**** SOURCE DATA ****

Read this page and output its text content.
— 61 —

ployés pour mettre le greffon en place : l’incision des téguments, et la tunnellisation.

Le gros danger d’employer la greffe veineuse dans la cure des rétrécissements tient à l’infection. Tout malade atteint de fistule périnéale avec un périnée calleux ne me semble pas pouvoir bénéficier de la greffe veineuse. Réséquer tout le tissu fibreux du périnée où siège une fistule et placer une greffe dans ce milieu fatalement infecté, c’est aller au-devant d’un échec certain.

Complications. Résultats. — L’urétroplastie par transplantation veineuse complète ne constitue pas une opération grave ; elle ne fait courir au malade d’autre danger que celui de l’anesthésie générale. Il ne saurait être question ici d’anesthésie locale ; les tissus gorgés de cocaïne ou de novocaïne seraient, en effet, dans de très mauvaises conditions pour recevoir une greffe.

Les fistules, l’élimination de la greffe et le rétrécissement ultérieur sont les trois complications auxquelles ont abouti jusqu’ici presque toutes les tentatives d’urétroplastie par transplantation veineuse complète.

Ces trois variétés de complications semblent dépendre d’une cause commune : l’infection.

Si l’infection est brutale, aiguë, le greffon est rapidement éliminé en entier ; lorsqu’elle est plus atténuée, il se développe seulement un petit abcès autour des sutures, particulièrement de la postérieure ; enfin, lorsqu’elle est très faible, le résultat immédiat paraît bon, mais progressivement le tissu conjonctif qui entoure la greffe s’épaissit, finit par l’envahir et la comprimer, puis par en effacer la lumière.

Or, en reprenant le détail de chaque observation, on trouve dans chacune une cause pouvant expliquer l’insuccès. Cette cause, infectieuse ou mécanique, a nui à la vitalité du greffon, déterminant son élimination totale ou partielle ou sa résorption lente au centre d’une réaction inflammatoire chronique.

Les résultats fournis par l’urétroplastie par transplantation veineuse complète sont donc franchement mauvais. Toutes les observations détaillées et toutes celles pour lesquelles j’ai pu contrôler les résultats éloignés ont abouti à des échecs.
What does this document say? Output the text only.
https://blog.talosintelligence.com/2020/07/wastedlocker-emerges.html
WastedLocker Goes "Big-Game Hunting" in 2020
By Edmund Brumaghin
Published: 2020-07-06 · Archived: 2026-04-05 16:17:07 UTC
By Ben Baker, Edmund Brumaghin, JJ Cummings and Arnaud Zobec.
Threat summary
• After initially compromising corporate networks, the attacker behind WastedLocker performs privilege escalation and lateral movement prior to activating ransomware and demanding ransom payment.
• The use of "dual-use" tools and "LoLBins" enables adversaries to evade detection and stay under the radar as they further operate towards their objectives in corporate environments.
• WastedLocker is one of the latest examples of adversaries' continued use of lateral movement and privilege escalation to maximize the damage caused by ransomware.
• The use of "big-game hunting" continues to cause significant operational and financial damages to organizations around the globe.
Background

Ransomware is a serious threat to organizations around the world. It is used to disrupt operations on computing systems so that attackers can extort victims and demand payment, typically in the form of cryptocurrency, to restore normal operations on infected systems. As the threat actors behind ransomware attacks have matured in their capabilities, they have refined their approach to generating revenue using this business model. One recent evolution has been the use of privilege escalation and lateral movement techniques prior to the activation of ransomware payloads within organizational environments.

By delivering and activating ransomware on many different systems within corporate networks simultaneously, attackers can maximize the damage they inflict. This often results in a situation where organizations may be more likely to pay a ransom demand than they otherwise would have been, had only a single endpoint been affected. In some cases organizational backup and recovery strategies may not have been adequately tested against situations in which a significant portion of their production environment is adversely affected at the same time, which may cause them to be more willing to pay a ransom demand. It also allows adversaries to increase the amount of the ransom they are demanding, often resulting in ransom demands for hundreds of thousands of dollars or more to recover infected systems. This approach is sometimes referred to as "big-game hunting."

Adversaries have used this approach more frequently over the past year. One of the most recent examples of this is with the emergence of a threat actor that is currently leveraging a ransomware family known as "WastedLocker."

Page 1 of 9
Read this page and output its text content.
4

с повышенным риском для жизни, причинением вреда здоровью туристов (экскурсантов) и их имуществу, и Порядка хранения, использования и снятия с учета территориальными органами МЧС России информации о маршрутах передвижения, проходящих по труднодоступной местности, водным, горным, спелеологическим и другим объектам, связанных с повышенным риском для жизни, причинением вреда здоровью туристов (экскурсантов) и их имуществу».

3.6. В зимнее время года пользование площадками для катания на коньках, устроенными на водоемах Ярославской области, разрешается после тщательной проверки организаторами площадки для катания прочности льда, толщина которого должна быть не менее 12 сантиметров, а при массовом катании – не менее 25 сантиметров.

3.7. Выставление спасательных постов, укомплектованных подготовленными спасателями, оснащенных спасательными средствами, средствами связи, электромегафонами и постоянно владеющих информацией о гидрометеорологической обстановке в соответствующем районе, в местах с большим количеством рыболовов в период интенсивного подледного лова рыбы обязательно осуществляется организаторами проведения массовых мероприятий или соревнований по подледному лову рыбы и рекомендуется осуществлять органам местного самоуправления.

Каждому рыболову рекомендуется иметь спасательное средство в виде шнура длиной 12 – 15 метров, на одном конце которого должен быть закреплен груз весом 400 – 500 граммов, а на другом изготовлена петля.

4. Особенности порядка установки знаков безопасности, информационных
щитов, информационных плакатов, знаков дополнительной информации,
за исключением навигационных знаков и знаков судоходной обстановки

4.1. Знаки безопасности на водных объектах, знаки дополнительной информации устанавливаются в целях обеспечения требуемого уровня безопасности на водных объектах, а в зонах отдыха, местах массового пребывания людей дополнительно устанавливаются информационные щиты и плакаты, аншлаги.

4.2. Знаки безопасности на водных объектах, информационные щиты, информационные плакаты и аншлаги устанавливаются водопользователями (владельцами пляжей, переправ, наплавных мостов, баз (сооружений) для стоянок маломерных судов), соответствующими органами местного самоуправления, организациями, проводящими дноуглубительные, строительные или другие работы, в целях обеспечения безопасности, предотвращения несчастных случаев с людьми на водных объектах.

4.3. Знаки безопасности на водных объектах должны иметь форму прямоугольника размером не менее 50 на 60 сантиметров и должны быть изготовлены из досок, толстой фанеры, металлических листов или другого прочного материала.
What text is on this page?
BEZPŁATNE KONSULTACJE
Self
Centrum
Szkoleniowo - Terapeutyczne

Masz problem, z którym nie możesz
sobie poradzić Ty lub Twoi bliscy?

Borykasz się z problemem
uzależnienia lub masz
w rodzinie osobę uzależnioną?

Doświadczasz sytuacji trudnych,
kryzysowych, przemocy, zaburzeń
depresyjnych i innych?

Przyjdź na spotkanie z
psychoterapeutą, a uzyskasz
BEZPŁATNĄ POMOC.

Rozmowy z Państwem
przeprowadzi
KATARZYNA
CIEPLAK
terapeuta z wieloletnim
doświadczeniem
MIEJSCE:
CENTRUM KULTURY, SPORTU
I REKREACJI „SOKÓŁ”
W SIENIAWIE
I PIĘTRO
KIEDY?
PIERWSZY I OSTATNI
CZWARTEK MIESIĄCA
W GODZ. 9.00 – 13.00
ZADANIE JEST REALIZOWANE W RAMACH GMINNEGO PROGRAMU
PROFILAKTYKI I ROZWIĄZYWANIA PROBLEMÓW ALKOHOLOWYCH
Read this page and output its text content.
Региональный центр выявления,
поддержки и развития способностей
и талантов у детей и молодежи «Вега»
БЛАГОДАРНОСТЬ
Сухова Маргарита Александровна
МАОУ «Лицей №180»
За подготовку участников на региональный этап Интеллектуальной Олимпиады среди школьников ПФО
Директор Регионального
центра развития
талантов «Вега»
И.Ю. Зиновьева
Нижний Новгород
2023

****

Copy out every line with the word "развития".

**EXERCISE ANSWER:**
поддержки и развития способностей
центра развития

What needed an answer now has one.